(Beginning of Recorded information)

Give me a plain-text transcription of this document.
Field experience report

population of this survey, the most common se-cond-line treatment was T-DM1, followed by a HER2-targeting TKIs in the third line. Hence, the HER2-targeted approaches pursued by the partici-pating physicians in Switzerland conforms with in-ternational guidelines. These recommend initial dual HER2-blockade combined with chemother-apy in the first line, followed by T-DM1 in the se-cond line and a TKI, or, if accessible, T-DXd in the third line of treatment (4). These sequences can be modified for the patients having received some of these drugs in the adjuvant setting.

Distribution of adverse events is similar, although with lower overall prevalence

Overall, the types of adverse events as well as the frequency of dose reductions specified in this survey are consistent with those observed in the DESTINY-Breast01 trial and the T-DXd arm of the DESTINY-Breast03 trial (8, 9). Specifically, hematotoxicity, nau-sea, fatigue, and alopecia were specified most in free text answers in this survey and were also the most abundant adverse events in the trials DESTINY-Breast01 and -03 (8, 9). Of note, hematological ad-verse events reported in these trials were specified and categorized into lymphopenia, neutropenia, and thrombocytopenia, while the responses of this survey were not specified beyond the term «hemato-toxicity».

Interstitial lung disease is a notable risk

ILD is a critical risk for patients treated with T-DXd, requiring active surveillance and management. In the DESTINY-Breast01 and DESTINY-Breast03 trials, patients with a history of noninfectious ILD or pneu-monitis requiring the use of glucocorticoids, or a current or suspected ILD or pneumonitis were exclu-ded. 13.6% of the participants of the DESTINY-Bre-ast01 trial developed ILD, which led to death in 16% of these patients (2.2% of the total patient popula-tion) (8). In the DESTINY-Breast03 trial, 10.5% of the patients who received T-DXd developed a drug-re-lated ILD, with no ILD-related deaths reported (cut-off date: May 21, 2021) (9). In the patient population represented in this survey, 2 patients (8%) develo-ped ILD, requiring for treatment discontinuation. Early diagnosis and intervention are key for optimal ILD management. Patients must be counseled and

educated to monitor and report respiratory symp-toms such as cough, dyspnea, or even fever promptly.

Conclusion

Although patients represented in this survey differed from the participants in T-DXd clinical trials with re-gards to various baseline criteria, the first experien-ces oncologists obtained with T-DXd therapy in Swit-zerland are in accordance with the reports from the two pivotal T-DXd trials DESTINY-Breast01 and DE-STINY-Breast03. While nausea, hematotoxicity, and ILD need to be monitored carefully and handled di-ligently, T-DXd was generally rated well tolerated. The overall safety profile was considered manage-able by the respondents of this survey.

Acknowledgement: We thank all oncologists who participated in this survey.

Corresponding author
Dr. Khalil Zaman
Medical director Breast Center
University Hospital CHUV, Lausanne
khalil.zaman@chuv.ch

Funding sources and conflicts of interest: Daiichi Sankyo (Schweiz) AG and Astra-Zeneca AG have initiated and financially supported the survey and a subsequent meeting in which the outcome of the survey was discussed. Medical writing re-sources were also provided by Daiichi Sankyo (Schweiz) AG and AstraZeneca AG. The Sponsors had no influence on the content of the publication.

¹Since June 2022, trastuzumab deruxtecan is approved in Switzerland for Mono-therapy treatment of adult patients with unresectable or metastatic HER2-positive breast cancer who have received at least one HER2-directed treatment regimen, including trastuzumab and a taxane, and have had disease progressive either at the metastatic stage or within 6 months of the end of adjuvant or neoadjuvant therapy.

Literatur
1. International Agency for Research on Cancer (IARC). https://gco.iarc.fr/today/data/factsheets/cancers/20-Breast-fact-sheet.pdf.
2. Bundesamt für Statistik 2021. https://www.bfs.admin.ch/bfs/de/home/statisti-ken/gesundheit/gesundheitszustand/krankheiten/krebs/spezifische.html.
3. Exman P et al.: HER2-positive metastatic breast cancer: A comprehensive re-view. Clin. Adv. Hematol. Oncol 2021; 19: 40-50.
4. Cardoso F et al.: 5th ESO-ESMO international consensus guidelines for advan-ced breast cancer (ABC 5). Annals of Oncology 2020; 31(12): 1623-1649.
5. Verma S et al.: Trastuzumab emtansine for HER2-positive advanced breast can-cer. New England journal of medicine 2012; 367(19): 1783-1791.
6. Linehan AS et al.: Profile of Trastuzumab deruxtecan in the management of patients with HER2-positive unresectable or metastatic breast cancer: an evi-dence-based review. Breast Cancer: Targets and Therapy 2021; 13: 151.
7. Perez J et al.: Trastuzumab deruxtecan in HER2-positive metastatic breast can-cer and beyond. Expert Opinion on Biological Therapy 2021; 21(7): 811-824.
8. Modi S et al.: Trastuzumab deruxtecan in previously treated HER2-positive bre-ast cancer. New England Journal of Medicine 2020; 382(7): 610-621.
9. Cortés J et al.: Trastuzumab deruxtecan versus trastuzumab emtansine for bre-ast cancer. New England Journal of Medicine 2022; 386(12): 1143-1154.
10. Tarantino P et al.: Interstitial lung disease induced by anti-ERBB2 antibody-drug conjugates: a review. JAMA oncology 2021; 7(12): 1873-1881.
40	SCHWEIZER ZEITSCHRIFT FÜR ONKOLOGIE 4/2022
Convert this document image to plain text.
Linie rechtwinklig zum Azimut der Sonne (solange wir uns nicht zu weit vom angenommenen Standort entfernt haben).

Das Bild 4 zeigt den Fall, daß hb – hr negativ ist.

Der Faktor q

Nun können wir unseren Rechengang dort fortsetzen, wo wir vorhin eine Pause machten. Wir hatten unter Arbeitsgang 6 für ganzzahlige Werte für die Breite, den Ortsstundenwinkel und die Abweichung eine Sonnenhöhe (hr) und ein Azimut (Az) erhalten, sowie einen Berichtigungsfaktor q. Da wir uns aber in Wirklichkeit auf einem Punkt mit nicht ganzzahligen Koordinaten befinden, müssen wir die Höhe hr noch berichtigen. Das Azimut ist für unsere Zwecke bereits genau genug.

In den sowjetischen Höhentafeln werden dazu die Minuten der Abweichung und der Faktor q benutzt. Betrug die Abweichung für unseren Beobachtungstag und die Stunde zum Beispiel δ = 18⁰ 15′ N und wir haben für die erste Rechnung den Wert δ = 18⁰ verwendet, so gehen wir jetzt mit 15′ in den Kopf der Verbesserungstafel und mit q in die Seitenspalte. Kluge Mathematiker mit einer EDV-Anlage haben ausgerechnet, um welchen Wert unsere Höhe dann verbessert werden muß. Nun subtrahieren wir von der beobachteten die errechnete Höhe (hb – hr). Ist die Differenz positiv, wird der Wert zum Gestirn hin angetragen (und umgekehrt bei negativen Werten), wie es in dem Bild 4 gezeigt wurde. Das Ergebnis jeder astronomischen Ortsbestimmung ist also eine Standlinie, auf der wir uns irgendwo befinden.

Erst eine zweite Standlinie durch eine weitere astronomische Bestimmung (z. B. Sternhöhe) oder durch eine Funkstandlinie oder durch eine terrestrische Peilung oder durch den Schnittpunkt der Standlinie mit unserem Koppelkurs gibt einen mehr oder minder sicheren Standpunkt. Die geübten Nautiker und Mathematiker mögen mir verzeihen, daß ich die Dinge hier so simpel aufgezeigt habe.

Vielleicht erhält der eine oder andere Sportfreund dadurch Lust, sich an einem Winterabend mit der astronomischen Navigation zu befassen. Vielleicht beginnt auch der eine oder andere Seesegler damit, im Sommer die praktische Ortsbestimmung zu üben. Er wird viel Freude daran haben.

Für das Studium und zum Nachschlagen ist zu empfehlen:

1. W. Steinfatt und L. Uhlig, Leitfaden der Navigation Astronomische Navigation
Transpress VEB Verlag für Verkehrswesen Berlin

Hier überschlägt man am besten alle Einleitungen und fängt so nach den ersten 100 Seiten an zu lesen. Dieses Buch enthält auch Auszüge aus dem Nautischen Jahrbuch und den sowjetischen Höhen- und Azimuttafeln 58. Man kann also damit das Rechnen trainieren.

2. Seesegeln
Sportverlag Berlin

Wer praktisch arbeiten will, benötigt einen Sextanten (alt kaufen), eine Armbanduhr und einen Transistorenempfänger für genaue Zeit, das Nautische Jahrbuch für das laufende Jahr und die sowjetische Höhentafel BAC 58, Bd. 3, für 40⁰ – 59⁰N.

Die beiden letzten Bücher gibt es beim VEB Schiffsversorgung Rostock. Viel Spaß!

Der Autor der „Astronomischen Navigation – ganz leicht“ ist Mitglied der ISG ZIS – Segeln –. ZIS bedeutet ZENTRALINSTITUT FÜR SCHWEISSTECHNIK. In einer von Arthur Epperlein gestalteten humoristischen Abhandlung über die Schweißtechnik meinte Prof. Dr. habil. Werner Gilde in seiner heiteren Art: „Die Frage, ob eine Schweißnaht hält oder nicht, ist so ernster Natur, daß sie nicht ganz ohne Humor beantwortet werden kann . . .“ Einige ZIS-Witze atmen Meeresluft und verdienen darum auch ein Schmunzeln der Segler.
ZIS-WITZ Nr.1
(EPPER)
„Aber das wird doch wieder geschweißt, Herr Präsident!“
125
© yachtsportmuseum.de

(End of Recorded information)

▶ _What you are asked to do_:
Every line in the data that holds the string "Interstitial" should be copied.

▶ _Solved exercise_:
Interstitial lung disease is a notable risk
10. Tarantino P et al.: Interstitial lung disease induced by anti-ERBB2 antibody-drug conjugates: a review. JAMA oncology 2021; 7(12): 1873-1881.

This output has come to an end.